(Dataset items)
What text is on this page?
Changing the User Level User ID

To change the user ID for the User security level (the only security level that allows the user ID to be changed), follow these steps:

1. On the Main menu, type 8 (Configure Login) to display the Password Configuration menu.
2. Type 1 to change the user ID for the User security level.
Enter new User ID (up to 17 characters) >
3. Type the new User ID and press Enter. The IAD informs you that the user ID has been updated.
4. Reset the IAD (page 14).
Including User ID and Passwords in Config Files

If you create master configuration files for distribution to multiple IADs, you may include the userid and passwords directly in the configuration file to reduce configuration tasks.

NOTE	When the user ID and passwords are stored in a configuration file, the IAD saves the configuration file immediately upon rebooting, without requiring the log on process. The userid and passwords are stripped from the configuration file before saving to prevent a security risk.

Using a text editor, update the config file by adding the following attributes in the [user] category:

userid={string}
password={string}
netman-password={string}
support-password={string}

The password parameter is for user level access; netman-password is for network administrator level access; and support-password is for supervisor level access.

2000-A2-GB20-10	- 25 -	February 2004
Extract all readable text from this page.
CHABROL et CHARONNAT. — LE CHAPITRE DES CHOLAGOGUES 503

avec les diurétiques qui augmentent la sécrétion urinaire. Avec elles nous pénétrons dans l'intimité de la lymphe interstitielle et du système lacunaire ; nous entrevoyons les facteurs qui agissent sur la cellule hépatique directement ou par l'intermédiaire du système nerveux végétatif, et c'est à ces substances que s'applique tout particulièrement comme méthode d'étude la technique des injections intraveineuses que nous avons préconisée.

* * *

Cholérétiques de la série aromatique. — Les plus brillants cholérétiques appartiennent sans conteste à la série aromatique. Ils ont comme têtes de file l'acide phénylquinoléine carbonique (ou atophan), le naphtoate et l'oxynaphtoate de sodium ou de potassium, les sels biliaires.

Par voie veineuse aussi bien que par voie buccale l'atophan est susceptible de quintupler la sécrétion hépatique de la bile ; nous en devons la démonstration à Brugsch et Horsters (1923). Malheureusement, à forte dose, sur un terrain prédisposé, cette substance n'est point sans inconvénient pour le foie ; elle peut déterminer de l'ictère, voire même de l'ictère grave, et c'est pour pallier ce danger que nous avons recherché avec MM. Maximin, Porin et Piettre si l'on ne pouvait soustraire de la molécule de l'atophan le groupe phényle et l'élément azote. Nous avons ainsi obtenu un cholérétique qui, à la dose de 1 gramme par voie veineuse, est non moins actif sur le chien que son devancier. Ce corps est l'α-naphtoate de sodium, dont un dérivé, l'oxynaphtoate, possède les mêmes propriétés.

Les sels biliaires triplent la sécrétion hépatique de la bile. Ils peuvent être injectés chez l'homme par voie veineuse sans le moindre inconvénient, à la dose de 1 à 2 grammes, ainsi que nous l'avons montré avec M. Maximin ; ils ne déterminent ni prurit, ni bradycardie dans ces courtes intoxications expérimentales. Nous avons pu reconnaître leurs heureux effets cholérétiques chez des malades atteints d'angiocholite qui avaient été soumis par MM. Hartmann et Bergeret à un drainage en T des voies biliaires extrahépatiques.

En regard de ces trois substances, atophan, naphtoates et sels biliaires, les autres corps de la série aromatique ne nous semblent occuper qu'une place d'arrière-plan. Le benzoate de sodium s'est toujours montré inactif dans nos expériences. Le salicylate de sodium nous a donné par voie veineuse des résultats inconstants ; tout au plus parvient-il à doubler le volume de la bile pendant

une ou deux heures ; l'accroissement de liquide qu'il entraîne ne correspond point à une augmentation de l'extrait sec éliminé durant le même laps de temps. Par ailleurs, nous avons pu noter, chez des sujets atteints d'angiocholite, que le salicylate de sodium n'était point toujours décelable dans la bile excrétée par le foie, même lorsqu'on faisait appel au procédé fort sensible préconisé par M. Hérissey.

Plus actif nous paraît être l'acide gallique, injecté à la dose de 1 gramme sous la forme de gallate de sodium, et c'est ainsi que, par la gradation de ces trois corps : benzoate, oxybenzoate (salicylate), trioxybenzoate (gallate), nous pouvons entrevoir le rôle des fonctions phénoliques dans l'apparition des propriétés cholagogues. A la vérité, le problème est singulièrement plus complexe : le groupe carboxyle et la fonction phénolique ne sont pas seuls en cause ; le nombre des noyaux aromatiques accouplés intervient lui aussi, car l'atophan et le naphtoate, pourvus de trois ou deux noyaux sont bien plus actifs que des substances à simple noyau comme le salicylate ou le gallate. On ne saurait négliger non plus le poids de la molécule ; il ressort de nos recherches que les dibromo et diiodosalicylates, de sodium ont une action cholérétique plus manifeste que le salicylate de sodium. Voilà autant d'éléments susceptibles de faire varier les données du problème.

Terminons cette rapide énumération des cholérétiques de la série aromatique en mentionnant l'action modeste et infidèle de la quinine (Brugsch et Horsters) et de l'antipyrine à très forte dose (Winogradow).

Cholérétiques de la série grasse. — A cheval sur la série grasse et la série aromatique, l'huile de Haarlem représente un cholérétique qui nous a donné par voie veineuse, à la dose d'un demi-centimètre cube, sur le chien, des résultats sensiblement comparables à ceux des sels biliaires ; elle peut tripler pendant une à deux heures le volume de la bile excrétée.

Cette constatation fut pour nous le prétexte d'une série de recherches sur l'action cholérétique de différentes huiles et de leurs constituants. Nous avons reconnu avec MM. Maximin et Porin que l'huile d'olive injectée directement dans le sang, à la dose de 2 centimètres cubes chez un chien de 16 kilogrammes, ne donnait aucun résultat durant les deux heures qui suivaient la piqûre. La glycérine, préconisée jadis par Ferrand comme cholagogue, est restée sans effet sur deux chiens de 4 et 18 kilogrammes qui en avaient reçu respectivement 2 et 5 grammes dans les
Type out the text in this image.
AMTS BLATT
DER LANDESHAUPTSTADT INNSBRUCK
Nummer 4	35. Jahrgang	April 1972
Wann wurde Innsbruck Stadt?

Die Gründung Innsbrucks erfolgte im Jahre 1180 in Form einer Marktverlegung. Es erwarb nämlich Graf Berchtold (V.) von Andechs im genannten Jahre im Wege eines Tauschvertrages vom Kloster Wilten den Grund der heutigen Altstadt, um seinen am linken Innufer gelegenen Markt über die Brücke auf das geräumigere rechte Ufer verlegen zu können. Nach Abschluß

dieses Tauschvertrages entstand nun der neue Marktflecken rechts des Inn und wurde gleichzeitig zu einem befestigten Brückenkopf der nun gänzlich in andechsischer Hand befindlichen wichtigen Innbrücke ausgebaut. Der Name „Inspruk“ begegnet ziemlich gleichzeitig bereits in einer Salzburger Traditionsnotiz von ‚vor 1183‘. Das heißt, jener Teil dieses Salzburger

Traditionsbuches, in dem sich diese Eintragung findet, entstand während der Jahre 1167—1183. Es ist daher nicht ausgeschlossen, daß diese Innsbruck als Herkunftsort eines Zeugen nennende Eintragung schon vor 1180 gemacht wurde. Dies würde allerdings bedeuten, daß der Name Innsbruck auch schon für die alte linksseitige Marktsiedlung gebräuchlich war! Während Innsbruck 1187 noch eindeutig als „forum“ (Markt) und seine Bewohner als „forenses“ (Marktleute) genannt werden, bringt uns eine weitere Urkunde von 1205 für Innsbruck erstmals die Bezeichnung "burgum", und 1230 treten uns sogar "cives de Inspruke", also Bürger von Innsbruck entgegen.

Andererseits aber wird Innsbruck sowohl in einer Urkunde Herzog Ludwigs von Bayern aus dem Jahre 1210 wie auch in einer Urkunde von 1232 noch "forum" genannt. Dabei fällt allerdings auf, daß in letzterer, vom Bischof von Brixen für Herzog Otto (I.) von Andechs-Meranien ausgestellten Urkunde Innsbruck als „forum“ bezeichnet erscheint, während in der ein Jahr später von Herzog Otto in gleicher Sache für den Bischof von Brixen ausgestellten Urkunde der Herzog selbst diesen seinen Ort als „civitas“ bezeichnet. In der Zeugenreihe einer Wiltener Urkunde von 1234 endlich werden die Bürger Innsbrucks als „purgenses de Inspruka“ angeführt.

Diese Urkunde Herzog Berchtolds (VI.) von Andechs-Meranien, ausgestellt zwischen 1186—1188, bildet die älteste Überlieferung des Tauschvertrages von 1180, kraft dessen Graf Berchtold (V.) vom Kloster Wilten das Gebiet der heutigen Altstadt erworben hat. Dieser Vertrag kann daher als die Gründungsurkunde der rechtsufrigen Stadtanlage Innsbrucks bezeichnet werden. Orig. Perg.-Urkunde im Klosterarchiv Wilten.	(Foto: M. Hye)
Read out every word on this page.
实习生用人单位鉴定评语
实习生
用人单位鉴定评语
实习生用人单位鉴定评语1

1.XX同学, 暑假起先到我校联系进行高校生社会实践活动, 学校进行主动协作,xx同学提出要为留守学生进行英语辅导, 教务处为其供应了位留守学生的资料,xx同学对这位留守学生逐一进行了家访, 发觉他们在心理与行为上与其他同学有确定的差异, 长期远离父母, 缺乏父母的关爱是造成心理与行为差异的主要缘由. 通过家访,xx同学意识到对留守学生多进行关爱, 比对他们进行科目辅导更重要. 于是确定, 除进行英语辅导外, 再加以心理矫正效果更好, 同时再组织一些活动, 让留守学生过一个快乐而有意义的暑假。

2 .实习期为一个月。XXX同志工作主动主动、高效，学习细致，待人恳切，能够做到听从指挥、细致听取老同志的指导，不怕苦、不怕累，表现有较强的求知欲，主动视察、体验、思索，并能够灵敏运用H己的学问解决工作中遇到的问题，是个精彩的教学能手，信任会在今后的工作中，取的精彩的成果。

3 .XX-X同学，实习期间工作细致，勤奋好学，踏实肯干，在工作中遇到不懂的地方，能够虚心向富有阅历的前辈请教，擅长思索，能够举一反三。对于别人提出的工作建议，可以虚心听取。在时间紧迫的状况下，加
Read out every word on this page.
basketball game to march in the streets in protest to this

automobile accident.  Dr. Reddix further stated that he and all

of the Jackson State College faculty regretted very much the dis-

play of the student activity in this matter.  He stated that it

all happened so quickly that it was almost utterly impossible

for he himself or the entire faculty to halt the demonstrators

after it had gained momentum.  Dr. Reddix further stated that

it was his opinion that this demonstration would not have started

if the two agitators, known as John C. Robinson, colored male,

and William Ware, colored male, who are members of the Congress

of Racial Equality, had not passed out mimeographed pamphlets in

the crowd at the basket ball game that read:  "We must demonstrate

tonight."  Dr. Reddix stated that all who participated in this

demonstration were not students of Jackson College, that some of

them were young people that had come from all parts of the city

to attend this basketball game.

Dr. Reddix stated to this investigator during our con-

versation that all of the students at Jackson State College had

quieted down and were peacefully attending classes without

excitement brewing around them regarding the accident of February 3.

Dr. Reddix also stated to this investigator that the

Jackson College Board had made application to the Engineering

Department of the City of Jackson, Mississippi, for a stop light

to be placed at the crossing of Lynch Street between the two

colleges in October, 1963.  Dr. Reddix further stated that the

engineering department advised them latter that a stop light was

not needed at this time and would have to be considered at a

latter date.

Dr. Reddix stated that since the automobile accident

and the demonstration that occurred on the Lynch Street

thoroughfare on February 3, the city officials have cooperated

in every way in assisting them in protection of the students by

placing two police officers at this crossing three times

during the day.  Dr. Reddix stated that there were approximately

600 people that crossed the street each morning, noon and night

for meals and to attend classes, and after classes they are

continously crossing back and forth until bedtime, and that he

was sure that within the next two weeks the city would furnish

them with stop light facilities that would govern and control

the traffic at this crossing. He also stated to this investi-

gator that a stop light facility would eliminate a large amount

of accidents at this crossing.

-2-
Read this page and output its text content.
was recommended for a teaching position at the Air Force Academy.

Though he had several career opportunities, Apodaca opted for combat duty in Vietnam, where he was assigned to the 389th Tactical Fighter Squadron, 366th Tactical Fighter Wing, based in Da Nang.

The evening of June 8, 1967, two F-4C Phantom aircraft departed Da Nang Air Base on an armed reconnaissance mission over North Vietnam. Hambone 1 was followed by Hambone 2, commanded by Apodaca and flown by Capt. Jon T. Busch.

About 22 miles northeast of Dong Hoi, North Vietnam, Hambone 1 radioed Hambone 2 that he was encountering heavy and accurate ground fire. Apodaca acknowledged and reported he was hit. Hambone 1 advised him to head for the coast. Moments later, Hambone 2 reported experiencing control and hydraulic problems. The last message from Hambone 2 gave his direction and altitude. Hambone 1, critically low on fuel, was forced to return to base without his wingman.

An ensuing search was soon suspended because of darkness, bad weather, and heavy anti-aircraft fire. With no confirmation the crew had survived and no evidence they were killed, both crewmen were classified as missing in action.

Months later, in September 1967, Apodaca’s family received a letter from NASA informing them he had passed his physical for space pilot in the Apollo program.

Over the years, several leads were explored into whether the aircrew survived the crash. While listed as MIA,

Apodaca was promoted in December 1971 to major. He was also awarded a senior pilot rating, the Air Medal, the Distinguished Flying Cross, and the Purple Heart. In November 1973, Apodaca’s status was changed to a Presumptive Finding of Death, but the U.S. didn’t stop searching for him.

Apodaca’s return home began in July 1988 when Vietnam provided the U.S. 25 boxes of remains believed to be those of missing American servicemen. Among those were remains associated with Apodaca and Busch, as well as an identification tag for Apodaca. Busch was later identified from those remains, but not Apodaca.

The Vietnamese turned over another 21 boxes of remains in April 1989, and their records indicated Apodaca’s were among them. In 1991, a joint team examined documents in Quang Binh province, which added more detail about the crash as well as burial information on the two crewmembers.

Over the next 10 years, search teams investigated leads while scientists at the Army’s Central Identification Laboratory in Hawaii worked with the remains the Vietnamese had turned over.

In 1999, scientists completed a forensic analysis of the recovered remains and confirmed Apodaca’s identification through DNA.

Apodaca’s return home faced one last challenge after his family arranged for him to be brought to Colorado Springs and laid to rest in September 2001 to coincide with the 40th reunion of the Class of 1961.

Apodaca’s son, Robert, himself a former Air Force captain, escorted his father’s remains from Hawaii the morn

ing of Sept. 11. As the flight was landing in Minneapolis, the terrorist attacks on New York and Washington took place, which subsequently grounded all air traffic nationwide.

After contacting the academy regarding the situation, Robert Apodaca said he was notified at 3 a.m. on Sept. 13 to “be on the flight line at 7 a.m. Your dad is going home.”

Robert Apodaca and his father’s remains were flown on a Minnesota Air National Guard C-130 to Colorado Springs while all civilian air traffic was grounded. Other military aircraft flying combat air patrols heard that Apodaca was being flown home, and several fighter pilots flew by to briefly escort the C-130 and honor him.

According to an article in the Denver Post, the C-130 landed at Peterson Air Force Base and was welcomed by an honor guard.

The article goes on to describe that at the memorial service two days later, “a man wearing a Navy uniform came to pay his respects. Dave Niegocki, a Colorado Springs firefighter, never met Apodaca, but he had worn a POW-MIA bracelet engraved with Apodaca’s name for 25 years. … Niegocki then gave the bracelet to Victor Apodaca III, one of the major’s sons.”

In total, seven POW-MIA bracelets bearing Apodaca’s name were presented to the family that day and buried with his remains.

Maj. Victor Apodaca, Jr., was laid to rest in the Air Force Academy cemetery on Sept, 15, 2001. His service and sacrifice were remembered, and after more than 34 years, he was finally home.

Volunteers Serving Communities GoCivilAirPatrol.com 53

Problem to work on - Where a line of the data holds "they", show that line.

Written solution -
for meals and to attend classes, and after classes they are
An ensuing search was soon suspended because of darkness, bad weather, and heavy anti-aircraft fire. With no confirmation the crew had survived and no evidence they were killed, both crewmen were classified as missing in action.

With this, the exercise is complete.